» What to do:
Each line of the material below should be reproduced exactly.

» Data in this exercise:
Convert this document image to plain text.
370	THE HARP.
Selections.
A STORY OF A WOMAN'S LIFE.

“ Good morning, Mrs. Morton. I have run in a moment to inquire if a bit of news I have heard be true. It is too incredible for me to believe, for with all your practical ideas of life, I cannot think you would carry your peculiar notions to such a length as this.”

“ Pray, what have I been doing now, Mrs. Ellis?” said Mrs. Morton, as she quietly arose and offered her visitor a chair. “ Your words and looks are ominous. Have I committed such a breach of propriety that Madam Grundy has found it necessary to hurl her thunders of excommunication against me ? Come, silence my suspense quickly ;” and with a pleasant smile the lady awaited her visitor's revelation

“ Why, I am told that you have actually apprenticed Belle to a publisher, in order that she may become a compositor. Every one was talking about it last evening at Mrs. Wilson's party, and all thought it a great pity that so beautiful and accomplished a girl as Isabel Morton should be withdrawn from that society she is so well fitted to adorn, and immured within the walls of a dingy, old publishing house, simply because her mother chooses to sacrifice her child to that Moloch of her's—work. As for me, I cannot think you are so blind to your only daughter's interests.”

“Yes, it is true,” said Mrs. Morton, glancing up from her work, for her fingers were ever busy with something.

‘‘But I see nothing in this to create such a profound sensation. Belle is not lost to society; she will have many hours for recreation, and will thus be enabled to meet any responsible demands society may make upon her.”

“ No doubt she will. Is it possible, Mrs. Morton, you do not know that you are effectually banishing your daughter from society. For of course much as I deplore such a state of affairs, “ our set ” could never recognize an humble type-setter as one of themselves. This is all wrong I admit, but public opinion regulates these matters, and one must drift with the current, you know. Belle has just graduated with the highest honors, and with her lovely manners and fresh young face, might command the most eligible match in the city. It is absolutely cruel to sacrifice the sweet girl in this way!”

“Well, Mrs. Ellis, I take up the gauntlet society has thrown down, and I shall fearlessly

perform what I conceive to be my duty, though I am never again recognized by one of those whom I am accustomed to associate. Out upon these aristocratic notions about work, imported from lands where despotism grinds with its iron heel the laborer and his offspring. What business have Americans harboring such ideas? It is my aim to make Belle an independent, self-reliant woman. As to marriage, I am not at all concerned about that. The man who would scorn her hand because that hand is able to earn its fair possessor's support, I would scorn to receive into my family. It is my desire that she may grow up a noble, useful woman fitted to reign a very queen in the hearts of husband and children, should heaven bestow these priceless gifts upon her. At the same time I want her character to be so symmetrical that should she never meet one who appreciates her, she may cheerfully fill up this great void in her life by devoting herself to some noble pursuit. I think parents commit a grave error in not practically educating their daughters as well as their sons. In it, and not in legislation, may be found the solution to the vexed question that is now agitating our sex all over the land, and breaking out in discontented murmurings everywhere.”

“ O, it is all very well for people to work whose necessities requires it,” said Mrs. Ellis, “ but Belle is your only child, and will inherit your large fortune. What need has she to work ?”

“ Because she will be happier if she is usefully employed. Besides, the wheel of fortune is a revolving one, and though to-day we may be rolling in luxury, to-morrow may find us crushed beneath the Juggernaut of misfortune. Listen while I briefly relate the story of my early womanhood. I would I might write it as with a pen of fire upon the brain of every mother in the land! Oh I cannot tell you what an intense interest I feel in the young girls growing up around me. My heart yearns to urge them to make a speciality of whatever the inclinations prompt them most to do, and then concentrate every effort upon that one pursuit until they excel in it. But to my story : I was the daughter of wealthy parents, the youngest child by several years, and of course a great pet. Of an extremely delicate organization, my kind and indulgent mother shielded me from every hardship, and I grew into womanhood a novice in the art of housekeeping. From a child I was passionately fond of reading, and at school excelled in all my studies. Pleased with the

» Exercise response:
Convert this document image to plain text.
370	THE HARP.
Selections.
A STORY OF A WOMAN'S LIFE.

“ Good morning, Mrs. Morton. I have run in a moment to inquire if a bit of news I have heard be true. It is too incredible for me to believe, for with all your practical ideas of life, I cannot think you would carry your peculiar notions to such a length as this.”

“ Pray, what have I been doing now, Mrs. Ellis?” said Mrs. Morton, as she quietly arose and offered her visitor a chair. “ Your words and looks are ominous. Have I committed such a breach of propriety that Madam Grundy has found it necessary to hurl her thunders of excommunication against me ? Come, silence my suspense quickly ;” and with a pleasant smile the lady awaited her visitor's revelation

“ Why, I am told that you have actually apprenticed Belle to a publisher, in order that she may become a compositor. Every one was talking about it last evening at Mrs. Wilson's party, and all thought it a great pity that so beautiful and accomplished a girl as Isabel Morton should be withdrawn from that society she is so well fitted to adorn, and immured within the walls of a dingy, old publishing house, simply because her mother chooses to sacrifice her child to that Moloch of her's—work. As for me, I cannot think you are so blind to your only daughter's interests.”

“Yes, it is true,” said Mrs. Morton, glancing up from her work, for her fingers were ever busy with something.

‘‘But I see nothing in this to create such a profound sensation. Belle is not lost to society; she will have many hours for recreation, and will thus be enabled to meet any responsible demands society may make upon her.”

“ No doubt she will. Is it possible, Mrs. Morton, you do not know that you are effectually banishing your daughter from society. For of course much as I deplore such a state of affairs, “ our set ” could never recognize an humble type-setter as one of themselves. This is all wrong I admit, but public opinion regulates these matters, and one must drift with the current, you know. Belle has just graduated with the highest honors, and with her lovely manners and fresh young face, might command the most eligible match in the city. It is absolutely cruel to sacrifice the sweet girl in this way!”

“Well, Mrs. Ellis, I take up the gauntlet society has thrown down, and I shall fearlessly

perform what I conceive to be my duty, though I am never again recognized by one of those whom I am accustomed to associate. Out upon these aristocratic notions about work, imported from lands where despotism grinds with its iron heel the laborer and his offspring. What business have Americans harboring such ideas? It is my aim to make Belle an independent, self-reliant woman. As to marriage, I am not at all concerned about that. The man who would scorn her hand because that hand is able to earn its fair possessor's support, I would scorn to receive into my family. It is my desire that she may grow up a noble, useful woman fitted to reign a very queen in the hearts of husband and children, should heaven bestow these priceless gifts upon her. At the same time I want her character to be so symmetrical that should she never meet one who appreciates her, she may cheerfully fill up this great void in her life by devoting herself to some noble pursuit. I think parents commit a grave error in not practically educating their daughters as well as their sons. In it, and not in legislation, may be found the solution to the vexed question that is now agitating our sex all over the land, and breaking out in discontented murmurings everywhere.”

“ O, it is all very well for people to work whose necessities requires it,” said Mrs. Ellis, “ but Belle is your only child, and will inherit your large fortune. What need has she to work ?”

“ Because she will be happier if she is usefully employed. Besides, the wheel of fortune is a revolving one, and though to-day we may be rolling in luxury, to-morrow may find us crushed beneath the Juggernaut of misfortune. Listen while I briefly relate the story of my early womanhood. I would I might write it as with a pen of fire upon the brain of every mother in the land! Oh I cannot tell you what an intense interest I feel in the young girls growing up around me. My heart yearns to urge them to make a speciality of whatever the inclinations prompt them most to do, and then concentrate every effort upon that one pursuit until they excel in it. But to my story : I was the daughter of wealthy parents, the youngest child by several years, and of course a great pet. Of an extremely delicate organization, my kind and indulgent mother shielded me from every hardship, and I grew into womanhood a novice in the art of housekeeping. From a child I was passionately fond of reading, and at school excelled in all my studies. Pleased with the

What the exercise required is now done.